▸ **INPUT RECORDS**:
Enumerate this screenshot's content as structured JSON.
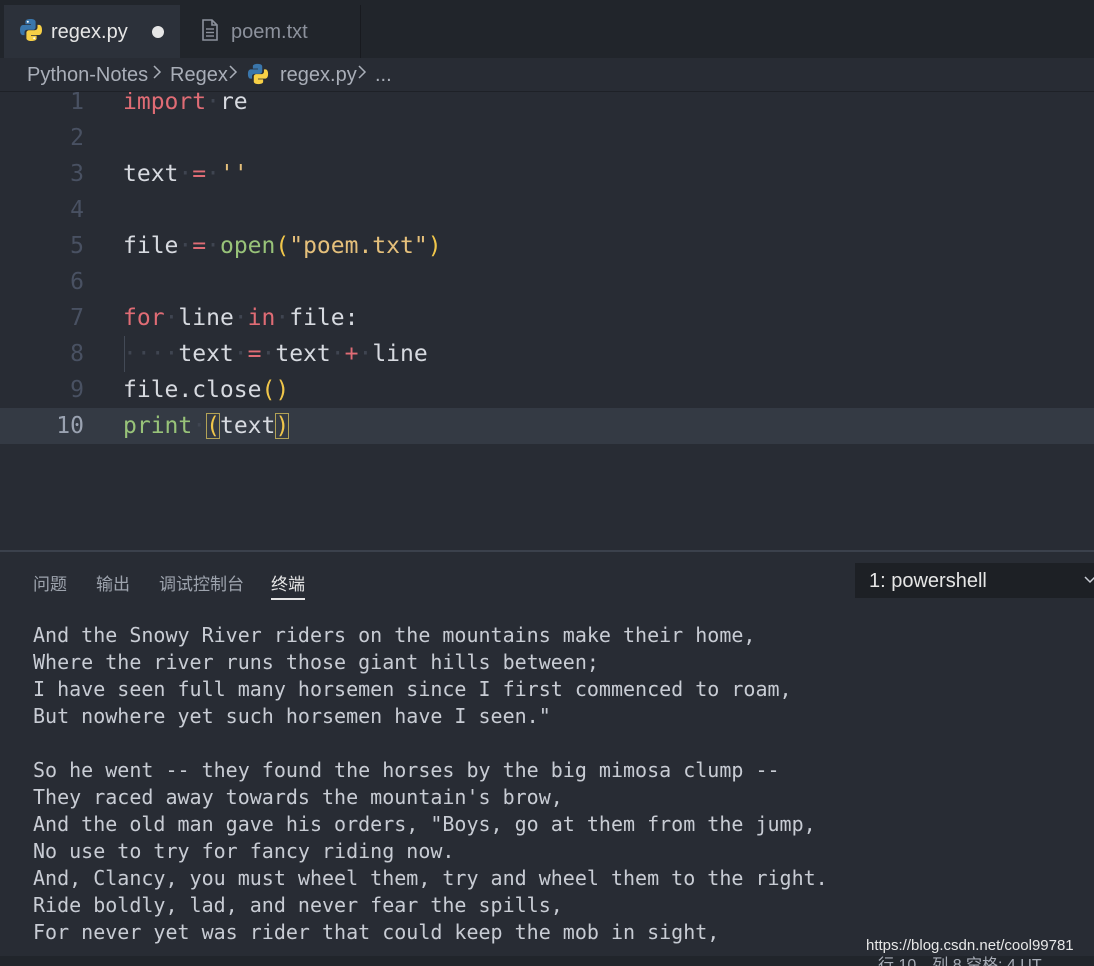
{
  "tabs": [
    {
      "label": "regex.py",
      "icon": "python-file-icon",
      "active": true,
      "modified": true
    },
    {
      "label": "poem.txt",
      "icon": "text-file-icon",
      "active": false,
      "modified": false
    }
  ],
  "breadcrumb": {
    "items": [
      "Python-Notes",
      "Regex",
      "regex.py",
      "..."
    ]
  },
  "editor": {
    "line_numbers": [
      "1",
      "2",
      "3",
      "4",
      "5",
      "6",
      "7",
      "8",
      "9",
      "10"
    ],
    "current_line": "10",
    "tokens": {
      "l1_kw": "import",
      "l1_mod": "re",
      "l3_var": "text",
      "l3_op": "=",
      "l3_str": "''",
      "l5_var": "file",
      "l5_op": "=",
      "l5_fn": "open",
      "l5_open": "(",
      "l5_str": "\"poem.txt\"",
      "l5_close": ")",
      "l7_kw1": "for",
      "l7_var": "line",
      "l7_kw2": "in",
      "l7_rest": "file:",
      "l8_var": "text",
      "l8_op1": "=",
      "l8_var2": "text",
      "l8_op2": "+",
      "l8_var3": "line",
      "l9_call": "file.close",
      "l9_paren": "()",
      "l10_fn": "print",
      "l10_open": "(",
      "l10_arg": "text",
      "l10_close": ")"
    }
  },
  "panel": {
    "tabs": [
      "问题",
      "输出",
      "调试控制台",
      "终端"
    ],
    "active_tab": "终端",
    "terminal_select": "1: powershell",
    "terminal_lines": [
      "And the Snowy River riders on the mountains make their home,",
      "Where the river runs those giant hills between;",
      "I have seen full many horsemen since I first commenced to roam,",
      "But nowhere yet such horsemen have I seen.\"",
      "",
      "So he went -- they found the horses by the big mimosa clump --",
      "They raced away towards the mountain's brow,",
      "And the old man gave his orders, \"Boys, go at them from the jump,",
      "No use to try for fancy riding now.",
      "And, Clancy, you must wheel them, try and wheel them to the right.",
      "Ride boldly, lad, and never fear the spills,",
      "For never yet was rider that could keep the mob in sight,"
    ]
  },
  "watermark": "https://blog.csdn.net/cool99781",
  "statusbar": {
    "text": "行 10，列 8    空格: 4    UT"
  },
  "colors": {
    "background": "#282c34",
    "keyword": "#e06c75",
    "function": "#98c379",
    "string": "#e5c07b",
    "bracket": "#f0c64a",
    "python_icon_blue": "#3a76ab",
    "python_icon_yellow": "#f7d046"
  }
}
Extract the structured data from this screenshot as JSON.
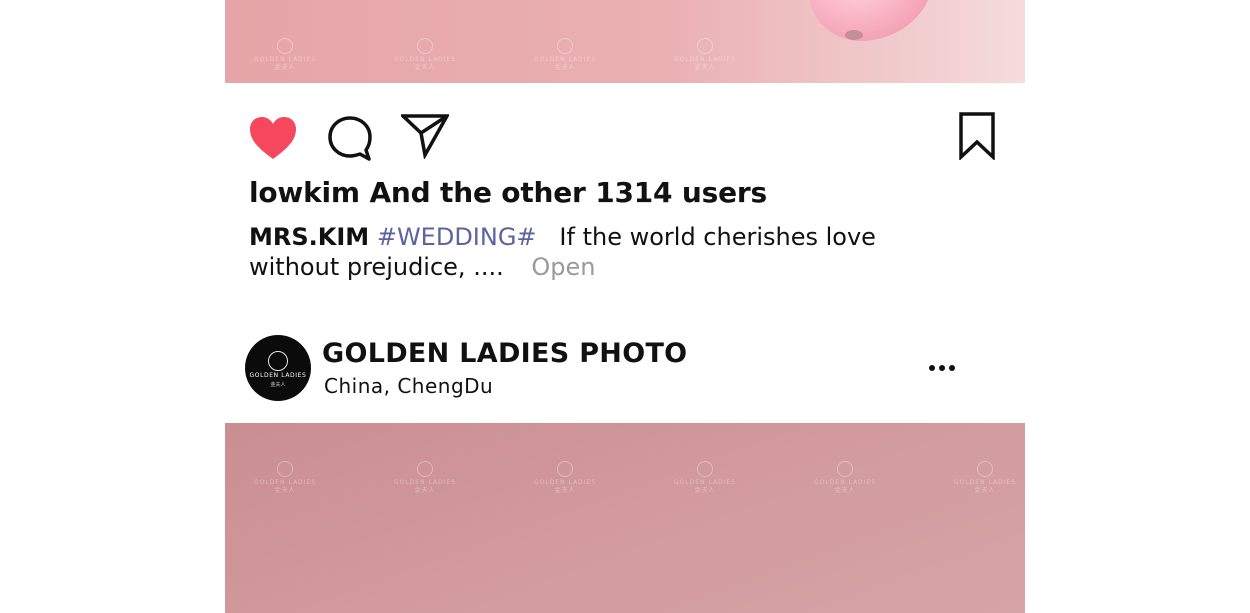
{
  "post_top": {
    "watermark": {
      "line1": "GOLDEN LADIES",
      "line2": "金夫人"
    }
  },
  "actions": {
    "like_icon": "heart-icon",
    "comment_icon": "comment-icon",
    "share_icon": "send-icon",
    "save_icon": "bookmark-icon",
    "like_color": "#f5475d"
  },
  "likes_text": "lowkim And the other 1314 users",
  "caption": {
    "username": "MRS.KIM",
    "hashtag": "#WEDDING#",
    "text": "If the world cherishes love without prejudice, ....",
    "open_label": "Open"
  },
  "next_post": {
    "avatar": {
      "line1": "GOLDEN LADIES",
      "line2": "金夫人"
    },
    "account_name": "GOLDEN LADIES PHOTO",
    "location": "China,  ChengDu",
    "more_icon": "more-horizontal-icon"
  }
}
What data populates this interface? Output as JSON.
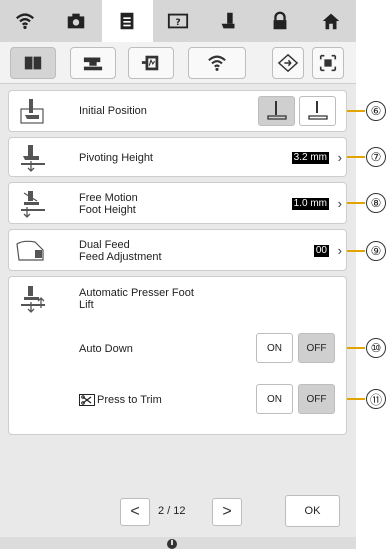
{
  "tabs": [
    {
      "icon": "wifi-icon"
    },
    {
      "icon": "camera-icon"
    },
    {
      "icon": "document-icon"
    },
    {
      "icon": "help-icon"
    },
    {
      "icon": "presser-foot-icon"
    },
    {
      "icon": "lock-icon"
    },
    {
      "icon": "home-icon"
    }
  ],
  "settings": {
    "initial_position": {
      "label": "Initial Position"
    },
    "pivoting_height": {
      "label": "Pivoting Height",
      "value": "3.2 mm"
    },
    "free_motion": {
      "label_line1": "Free Motion",
      "label_line2": "Foot Height",
      "value": "1.0 mm"
    },
    "dual_feed": {
      "label_line1": "Dual Feed",
      "label_line2": "Feed Adjustment",
      "value": "00"
    },
    "auto_lift": {
      "label_line1": "Automatic Presser Foot",
      "label_line2": "Lift"
    },
    "auto_down": {
      "label": "Auto Down",
      "on": "ON",
      "off": "OFF"
    },
    "press_trim": {
      "label": "Press to Trim",
      "on": "ON",
      "off": "OFF"
    }
  },
  "callouts": [
    "⑥",
    "⑦",
    "⑧",
    "⑨",
    "⑩",
    "⑪"
  ],
  "pager": {
    "text": "2 / 12",
    "prev": "<",
    "next": ">"
  },
  "ok_label": "OK",
  "colors": {
    "callout": "#e2a400",
    "selected": "#cfcfcf"
  }
}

▸ **GIVEN REQUEST**:
Report how many lines include the word "horsemen". Give nothing but the number.

▸ **ANSWER FOR THIS EXERCISE**:
2